* [Problem requirements] Exactly how many lines have the word "this"? Answer with the bare number.
>> start The records
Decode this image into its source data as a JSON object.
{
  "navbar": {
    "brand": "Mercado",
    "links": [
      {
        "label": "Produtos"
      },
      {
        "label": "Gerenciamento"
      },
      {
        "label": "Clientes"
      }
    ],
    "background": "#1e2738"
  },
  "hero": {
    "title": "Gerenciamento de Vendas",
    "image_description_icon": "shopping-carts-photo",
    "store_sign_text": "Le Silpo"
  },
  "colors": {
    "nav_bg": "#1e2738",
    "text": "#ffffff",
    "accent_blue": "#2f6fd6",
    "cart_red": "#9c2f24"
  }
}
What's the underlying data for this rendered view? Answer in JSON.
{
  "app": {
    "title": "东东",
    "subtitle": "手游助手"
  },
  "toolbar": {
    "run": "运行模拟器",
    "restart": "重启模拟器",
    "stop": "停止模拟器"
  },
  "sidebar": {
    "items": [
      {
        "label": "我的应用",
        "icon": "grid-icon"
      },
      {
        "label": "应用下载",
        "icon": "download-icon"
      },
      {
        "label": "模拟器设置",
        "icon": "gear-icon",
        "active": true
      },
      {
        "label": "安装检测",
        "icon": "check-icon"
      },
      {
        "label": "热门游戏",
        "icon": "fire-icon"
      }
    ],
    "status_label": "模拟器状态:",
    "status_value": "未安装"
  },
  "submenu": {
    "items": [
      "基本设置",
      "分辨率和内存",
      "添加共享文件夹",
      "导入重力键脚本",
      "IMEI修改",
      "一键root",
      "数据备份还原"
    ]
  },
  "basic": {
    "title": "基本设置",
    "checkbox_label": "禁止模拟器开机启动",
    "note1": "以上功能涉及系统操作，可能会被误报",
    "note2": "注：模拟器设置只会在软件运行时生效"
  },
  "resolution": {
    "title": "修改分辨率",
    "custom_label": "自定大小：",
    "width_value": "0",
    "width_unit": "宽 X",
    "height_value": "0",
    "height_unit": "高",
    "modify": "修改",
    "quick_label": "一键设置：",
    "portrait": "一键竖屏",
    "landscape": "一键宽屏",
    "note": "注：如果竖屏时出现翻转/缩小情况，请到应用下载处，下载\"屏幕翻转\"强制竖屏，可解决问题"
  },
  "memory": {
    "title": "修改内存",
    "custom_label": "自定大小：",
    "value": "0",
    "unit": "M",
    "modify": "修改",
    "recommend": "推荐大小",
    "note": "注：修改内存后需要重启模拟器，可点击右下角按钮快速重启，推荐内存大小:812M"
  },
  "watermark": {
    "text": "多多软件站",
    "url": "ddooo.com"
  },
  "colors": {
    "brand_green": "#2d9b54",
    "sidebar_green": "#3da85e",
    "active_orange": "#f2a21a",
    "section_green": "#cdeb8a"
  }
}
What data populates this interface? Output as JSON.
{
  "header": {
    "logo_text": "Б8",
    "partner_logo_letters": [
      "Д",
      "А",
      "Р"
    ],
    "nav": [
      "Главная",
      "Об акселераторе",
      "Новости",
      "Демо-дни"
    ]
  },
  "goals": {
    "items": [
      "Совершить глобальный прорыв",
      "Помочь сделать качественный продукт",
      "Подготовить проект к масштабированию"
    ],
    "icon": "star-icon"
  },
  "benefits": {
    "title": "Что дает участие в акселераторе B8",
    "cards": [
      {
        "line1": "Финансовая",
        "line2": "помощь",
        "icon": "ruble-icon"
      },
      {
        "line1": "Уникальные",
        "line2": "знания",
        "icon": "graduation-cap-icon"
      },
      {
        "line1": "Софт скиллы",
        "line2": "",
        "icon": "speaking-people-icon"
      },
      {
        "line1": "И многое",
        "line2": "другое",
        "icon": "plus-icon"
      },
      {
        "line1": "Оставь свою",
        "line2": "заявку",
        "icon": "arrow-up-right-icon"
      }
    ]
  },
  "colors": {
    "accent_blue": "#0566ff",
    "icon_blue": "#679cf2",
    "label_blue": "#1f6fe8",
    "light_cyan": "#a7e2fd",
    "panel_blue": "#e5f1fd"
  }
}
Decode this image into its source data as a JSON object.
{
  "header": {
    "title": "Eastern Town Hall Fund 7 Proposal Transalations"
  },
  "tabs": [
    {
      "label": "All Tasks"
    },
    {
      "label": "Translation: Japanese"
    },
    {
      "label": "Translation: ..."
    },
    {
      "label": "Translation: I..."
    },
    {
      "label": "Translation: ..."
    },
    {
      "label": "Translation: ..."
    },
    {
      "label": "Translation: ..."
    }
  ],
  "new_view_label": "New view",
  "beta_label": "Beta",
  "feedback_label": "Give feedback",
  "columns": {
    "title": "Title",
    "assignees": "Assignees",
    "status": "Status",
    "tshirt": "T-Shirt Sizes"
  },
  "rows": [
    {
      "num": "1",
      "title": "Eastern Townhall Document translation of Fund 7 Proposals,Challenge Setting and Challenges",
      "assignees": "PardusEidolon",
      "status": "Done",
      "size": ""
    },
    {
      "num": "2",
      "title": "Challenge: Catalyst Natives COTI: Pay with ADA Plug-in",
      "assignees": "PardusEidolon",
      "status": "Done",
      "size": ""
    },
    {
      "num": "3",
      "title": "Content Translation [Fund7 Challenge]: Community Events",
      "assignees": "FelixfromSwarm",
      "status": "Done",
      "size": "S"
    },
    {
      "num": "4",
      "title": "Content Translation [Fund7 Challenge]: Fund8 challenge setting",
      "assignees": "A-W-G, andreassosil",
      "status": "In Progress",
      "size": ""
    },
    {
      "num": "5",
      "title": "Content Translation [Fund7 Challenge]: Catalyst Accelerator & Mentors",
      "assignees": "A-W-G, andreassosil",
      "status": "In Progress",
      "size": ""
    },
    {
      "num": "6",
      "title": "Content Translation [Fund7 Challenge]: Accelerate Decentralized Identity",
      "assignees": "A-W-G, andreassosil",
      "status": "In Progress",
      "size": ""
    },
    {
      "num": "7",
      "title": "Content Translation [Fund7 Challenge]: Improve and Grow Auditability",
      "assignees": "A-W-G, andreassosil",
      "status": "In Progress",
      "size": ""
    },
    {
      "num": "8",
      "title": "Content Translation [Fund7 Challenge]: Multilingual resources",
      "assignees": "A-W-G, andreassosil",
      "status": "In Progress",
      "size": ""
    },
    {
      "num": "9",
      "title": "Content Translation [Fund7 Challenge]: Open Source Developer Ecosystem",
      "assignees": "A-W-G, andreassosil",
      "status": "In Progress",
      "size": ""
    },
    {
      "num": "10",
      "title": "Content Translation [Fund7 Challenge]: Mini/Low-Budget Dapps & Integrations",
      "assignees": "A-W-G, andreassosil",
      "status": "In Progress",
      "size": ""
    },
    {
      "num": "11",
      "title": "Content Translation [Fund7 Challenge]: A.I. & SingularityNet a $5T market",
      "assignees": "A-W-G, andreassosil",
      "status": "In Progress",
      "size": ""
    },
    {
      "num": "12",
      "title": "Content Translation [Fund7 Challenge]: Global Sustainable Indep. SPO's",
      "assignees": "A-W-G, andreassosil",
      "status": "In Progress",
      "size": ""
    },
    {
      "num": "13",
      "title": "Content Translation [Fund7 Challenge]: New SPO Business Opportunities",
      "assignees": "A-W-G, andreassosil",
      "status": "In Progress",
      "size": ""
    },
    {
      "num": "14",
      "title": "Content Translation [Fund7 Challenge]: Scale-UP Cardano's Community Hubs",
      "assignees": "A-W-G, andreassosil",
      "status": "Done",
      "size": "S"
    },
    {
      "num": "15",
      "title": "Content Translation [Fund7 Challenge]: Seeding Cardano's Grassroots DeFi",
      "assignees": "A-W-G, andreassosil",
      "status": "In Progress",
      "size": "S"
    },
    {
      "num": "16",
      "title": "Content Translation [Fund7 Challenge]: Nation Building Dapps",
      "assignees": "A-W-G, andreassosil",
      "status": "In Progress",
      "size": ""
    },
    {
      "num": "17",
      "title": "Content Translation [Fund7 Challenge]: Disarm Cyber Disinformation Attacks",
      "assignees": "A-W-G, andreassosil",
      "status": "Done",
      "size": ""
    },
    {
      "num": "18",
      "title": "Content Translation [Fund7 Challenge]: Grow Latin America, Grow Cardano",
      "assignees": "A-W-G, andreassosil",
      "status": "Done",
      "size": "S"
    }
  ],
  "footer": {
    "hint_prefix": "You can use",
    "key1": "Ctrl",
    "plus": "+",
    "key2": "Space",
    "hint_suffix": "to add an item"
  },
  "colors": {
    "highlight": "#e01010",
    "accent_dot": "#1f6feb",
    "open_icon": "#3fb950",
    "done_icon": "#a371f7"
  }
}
>> end The records
* [Written solution] 4